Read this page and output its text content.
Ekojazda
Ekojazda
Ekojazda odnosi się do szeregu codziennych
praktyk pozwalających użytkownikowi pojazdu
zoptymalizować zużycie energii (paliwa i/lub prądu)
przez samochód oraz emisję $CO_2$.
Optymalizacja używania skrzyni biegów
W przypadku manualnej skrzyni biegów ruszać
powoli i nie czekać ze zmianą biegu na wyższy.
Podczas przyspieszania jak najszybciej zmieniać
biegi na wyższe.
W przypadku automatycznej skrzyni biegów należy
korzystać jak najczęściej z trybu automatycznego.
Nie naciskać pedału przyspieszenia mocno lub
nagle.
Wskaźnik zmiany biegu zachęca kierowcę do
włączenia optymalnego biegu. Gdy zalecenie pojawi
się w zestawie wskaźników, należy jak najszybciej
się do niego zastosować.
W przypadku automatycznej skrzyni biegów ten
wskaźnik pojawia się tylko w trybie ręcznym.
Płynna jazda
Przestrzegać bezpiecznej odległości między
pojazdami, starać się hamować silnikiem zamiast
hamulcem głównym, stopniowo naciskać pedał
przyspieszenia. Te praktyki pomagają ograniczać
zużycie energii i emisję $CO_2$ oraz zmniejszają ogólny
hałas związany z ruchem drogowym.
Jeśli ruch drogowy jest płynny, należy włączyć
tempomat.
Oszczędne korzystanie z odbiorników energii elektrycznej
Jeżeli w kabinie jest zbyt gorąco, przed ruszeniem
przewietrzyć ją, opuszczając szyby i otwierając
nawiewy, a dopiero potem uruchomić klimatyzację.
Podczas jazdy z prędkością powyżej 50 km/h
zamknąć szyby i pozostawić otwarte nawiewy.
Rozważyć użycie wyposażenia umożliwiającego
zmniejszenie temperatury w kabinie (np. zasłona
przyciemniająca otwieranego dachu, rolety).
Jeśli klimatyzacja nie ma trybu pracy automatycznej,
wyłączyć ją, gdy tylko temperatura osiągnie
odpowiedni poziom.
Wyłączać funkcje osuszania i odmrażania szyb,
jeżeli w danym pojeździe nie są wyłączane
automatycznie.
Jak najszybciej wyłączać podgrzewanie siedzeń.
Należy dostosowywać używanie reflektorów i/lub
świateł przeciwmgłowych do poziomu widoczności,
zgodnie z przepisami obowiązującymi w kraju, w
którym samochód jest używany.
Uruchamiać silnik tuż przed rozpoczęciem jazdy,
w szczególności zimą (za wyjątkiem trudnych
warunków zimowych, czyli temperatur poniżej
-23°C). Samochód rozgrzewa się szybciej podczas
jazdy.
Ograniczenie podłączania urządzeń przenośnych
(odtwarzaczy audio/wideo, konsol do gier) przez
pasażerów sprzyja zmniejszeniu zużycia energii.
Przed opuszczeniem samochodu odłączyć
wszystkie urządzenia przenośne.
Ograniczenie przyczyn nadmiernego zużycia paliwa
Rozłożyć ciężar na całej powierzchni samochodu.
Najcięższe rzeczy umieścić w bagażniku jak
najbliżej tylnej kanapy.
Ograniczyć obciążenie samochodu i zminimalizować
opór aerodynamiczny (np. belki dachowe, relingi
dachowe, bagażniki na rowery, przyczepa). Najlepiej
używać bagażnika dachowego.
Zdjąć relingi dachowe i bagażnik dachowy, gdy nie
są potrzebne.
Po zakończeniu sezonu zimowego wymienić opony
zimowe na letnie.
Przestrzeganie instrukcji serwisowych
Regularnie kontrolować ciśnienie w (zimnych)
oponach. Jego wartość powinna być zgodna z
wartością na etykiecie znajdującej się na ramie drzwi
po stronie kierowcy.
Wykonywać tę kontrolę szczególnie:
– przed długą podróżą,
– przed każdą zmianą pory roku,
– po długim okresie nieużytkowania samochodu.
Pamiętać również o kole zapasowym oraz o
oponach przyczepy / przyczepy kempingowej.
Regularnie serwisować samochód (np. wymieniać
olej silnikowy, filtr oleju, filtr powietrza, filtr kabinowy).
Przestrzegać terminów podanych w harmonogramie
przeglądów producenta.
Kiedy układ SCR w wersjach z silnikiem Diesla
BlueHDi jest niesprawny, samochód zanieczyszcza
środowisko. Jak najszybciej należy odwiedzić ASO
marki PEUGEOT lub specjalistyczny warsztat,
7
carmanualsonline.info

○ ○ ○

What this task involves:
Could you transcribe the records in full, exactly?

Answer:
Read this page and output its text content.
Ekojazda
Ekojazda
Ekojazda odnosi się do szeregu codziennych
praktyk pozwalających użytkownikowi pojazdu
zoptymalizować zużycie energii (paliwa i/lub prądu)
przez samochód oraz emisję $CO_2$.
Optymalizacja używania skrzyni biegów
W przypadku manualnej skrzyni biegów ruszać
powoli i nie czekać ze zmianą biegu na wyższy.
Podczas przyspieszania jak najszybciej zmieniać
biegi na wyższe.
W przypadku automatycznej skrzyni biegów należy
korzystać jak najczęściej z trybu automatycznego.
Nie naciskać pedału przyspieszenia mocno lub
nagle.
Wskaźnik zmiany biegu zachęca kierowcę do
włączenia optymalnego biegu. Gdy zalecenie pojawi
się w zestawie wskaźników, należy jak najszybciej
się do niego zastosować.
W przypadku automatycznej skrzyni biegów ten
wskaźnik pojawia się tylko w trybie ręcznym.
Płynna jazda
Przestrzegać bezpiecznej odległości między
pojazdami, starać się hamować silnikiem zamiast
hamulcem głównym, stopniowo naciskać pedał
przyspieszenia. Te praktyki pomagają ograniczać
zużycie energii i emisję $CO_2$ oraz zmniejszają ogólny
hałas związany z ruchem drogowym.
Jeśli ruch drogowy jest płynny, należy włączyć
tempomat.
Oszczędne korzystanie z odbiorników energii elektrycznej
Jeżeli w kabinie jest zbyt gorąco, przed ruszeniem
przewietrzyć ją, opuszczając szyby i otwierając
nawiewy, a dopiero potem uruchomić klimatyzację.
Podczas jazdy z prędkością powyżej 50 km/h
zamknąć szyby i pozostawić otwarte nawiewy.
Rozważyć użycie wyposażenia umożliwiającego
zmniejszenie temperatury w kabinie (np. zasłona
przyciemniająca otwieranego dachu, rolety).
Jeśli klimatyzacja nie ma trybu pracy automatycznej,
wyłączyć ją, gdy tylko temperatura osiągnie
odpowiedni poziom.
Wyłączać funkcje osuszania i odmrażania szyb,
jeżeli w danym pojeździe nie są wyłączane
automatycznie.
Jak najszybciej wyłączać podgrzewanie siedzeń.
Należy dostosowywać używanie reflektorów i/lub
świateł przeciwmgłowych do poziomu widoczności,
zgodnie z przepisami obowiązującymi w kraju, w
którym samochód jest używany.
Uruchamiać silnik tuż przed rozpoczęciem jazdy,
w szczególności zimą (za wyjątkiem trudnych
warunków zimowych, czyli temperatur poniżej
-23°C). Samochód rozgrzewa się szybciej podczas
jazdy.
Ograniczenie podłączania urządzeń przenośnych
(odtwarzaczy audio/wideo, konsol do gier) przez
pasażerów sprzyja zmniejszeniu zużycia energii.
Przed opuszczeniem samochodu odłączyć
wszystkie urządzenia przenośne.
Ograniczenie przyczyn nadmiernego zużycia paliwa
Rozłożyć ciężar na całej powierzchni samochodu.
Najcięższe rzeczy umieścić w bagażniku jak
najbliżej tylnej kanapy.
Ograniczyć obciążenie samochodu i zminimalizować
opór aerodynamiczny (np. belki dachowe, relingi
dachowe, bagażniki na rowery, przyczepa). Najlepiej
używać bagażnika dachowego.
Zdjąć relingi dachowe i bagażnik dachowy, gdy nie
są potrzebne.
Po zakończeniu sezonu zimowego wymienić opony
zimowe na letnie.
Przestrzeganie instrukcji serwisowych
Regularnie kontrolować ciśnienie w (zimnych)
oponach. Jego wartość powinna być zgodna z
wartością na etykiecie znajdującej się na ramie drzwi
po stronie kierowcy.
Wykonywać tę kontrolę szczególnie:
– przed długą podróżą,
– przed każdą zmianą pory roku,
– po długim okresie nieużytkowania samochodu.
Pamiętać również o kole zapasowym oraz o
oponach przyczepy / przyczepy kempingowej.
Regularnie serwisować samochód (np. wymieniać
olej silnikowy, filtr oleju, filtr powietrza, filtr kabinowy).
Przestrzegać terminów podanych w harmonogramie
przeglądów producenta.
Kiedy układ SCR w wersjach z silnikiem Diesla
BlueHDi jest niesprawny, samochód zanieczyszcza
środowisko. Jak najszybciej należy odwiedzić ASO
marki PEUGEOT lub specjalistyczny warsztat,
7
carmanualsonline.info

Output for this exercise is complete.